• **Task material**
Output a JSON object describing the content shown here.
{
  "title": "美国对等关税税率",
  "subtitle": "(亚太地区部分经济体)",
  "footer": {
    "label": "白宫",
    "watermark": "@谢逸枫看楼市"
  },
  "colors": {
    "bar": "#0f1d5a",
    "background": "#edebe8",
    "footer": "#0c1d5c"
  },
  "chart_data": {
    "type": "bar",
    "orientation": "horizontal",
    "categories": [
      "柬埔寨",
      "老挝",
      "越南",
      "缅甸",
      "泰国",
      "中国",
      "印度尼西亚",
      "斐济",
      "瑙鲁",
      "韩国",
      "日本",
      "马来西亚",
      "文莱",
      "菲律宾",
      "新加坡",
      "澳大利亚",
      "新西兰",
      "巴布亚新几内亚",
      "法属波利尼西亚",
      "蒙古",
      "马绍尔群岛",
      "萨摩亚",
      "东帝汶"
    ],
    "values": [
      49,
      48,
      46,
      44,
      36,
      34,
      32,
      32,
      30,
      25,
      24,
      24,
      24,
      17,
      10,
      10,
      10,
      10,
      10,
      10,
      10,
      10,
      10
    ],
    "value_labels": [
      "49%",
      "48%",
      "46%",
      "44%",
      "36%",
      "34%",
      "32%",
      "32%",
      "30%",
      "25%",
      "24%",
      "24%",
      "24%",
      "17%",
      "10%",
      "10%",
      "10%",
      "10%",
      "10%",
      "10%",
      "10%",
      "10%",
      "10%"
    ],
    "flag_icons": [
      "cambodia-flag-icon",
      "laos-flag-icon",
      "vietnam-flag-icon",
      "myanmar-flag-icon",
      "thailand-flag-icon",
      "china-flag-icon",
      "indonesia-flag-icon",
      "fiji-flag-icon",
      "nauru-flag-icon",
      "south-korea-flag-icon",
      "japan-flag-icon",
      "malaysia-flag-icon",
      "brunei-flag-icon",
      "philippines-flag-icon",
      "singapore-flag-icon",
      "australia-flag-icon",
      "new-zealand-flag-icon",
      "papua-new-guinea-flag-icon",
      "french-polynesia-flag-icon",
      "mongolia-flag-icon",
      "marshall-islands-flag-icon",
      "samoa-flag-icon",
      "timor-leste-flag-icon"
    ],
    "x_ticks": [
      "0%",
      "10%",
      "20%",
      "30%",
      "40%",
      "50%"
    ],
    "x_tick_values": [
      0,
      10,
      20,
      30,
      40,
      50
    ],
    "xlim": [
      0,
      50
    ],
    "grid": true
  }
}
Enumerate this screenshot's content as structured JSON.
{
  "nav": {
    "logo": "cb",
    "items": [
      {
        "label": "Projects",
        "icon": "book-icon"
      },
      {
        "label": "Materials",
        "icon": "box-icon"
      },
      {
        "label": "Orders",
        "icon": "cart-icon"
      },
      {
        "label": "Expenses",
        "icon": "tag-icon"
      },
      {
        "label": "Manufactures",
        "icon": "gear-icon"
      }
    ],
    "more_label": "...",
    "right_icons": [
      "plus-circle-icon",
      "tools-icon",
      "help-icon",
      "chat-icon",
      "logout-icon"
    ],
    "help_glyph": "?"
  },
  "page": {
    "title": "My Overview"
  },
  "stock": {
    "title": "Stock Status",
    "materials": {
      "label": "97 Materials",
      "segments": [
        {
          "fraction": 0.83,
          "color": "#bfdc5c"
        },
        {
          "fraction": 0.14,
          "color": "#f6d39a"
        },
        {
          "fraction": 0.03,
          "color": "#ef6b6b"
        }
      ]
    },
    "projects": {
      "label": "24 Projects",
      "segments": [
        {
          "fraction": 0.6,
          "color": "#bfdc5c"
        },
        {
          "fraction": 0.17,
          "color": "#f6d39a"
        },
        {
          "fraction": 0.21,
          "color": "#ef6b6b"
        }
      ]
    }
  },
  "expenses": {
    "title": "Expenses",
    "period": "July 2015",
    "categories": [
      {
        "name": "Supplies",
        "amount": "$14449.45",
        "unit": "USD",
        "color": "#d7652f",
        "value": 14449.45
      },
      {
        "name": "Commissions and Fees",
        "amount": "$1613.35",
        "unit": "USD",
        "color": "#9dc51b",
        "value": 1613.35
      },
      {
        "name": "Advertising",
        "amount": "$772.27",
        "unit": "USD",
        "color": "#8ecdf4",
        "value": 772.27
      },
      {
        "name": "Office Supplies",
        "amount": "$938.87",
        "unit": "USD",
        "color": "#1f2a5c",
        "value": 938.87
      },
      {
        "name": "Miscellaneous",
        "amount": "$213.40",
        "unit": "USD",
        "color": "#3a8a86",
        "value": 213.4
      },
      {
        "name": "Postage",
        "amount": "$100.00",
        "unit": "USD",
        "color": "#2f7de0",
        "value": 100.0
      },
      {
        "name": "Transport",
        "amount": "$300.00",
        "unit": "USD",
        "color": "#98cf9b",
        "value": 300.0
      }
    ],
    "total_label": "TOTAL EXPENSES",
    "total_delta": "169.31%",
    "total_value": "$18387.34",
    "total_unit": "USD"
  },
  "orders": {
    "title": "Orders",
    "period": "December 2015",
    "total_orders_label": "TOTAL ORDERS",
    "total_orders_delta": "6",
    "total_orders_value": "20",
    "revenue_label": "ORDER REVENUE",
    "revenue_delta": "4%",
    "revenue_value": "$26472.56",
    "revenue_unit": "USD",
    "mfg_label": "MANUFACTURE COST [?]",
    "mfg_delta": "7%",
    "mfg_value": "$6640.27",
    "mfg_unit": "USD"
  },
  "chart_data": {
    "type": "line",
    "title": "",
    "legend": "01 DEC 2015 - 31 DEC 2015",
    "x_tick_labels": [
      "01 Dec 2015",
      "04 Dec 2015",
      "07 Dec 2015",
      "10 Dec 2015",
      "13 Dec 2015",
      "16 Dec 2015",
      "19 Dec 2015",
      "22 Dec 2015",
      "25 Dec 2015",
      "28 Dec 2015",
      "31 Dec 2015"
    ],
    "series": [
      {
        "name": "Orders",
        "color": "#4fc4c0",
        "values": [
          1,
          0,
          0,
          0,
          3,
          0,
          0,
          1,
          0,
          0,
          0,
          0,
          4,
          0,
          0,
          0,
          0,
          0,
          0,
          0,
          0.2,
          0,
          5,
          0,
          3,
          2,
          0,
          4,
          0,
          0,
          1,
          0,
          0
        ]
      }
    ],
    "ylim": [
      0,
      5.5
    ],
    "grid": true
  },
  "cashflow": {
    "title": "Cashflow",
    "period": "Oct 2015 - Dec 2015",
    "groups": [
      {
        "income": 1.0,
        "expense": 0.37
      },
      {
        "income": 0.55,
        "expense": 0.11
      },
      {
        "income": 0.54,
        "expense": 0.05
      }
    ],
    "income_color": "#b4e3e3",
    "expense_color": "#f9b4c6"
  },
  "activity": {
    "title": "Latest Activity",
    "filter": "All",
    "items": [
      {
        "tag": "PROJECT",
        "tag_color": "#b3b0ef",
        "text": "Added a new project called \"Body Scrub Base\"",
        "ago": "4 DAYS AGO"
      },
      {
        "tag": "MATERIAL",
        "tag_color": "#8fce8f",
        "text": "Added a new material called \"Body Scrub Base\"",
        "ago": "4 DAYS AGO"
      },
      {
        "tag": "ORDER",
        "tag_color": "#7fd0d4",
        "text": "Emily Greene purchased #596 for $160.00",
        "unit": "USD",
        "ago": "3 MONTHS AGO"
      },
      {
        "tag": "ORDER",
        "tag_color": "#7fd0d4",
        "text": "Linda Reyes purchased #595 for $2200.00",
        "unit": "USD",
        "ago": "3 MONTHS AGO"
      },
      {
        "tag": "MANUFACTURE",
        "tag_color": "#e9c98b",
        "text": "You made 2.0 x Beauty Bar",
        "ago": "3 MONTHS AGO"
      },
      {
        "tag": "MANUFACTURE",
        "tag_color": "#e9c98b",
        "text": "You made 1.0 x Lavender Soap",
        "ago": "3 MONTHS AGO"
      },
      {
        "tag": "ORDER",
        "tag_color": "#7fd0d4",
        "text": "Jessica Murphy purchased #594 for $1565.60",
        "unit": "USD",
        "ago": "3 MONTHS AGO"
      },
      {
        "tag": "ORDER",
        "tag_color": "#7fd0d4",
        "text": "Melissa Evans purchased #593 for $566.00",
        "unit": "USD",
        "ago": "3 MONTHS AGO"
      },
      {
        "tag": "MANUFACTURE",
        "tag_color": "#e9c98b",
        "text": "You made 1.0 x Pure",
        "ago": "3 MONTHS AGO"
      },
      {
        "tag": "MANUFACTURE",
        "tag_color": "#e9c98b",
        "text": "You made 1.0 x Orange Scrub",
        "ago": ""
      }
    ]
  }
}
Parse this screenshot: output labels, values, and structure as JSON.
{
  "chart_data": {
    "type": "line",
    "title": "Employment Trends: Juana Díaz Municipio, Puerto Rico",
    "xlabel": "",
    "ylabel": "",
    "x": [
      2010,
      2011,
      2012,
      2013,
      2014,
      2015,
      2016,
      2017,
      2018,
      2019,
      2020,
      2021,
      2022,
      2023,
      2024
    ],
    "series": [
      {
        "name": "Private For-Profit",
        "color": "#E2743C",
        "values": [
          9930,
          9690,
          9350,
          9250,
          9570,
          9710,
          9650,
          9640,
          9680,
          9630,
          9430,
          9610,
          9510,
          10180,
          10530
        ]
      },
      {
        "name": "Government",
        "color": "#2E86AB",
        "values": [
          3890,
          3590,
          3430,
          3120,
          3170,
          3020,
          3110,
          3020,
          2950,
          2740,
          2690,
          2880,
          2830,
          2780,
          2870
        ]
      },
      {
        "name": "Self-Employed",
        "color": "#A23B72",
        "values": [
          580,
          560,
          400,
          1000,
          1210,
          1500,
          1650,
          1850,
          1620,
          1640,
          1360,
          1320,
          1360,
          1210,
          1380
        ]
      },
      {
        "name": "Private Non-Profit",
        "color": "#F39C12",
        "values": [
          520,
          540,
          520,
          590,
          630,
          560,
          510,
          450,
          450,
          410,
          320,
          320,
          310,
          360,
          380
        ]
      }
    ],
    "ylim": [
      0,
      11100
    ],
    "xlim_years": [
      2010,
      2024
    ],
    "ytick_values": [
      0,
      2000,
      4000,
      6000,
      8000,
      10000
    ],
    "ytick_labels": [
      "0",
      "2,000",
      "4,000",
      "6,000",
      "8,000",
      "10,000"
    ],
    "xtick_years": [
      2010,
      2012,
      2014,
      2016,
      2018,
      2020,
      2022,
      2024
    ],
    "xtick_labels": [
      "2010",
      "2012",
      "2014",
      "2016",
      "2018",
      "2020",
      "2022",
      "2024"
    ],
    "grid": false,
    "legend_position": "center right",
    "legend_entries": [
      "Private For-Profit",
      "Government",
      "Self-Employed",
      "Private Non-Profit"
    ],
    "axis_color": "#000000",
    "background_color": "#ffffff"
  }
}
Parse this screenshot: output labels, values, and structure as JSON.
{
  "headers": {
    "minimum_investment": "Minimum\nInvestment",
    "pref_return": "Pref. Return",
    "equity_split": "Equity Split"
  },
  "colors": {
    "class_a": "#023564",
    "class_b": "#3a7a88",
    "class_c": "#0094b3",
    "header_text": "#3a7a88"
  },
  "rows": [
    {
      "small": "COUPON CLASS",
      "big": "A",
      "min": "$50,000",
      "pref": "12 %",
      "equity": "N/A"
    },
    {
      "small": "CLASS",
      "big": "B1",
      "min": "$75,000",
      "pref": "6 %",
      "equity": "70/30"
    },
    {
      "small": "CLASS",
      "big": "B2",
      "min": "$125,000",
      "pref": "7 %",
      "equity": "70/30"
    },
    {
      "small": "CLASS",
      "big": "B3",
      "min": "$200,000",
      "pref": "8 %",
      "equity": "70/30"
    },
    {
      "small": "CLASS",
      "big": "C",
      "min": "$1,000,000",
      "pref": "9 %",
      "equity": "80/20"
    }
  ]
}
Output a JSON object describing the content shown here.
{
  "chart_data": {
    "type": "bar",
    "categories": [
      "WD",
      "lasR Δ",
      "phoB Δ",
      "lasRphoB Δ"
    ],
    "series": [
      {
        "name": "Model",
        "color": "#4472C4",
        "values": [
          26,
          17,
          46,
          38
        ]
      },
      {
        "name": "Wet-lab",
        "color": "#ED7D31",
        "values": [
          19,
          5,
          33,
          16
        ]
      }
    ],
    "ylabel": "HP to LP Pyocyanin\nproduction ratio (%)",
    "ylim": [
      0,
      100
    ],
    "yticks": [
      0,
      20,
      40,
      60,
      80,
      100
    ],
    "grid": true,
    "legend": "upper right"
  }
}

• **Objective**
List each line of the entries that holds the string "Body".

• **Solved exercise**
        "text": "Added a new project called \"Body Scrub Base\"",
        "text": "Added a new material called \"Body Scrub Base\"",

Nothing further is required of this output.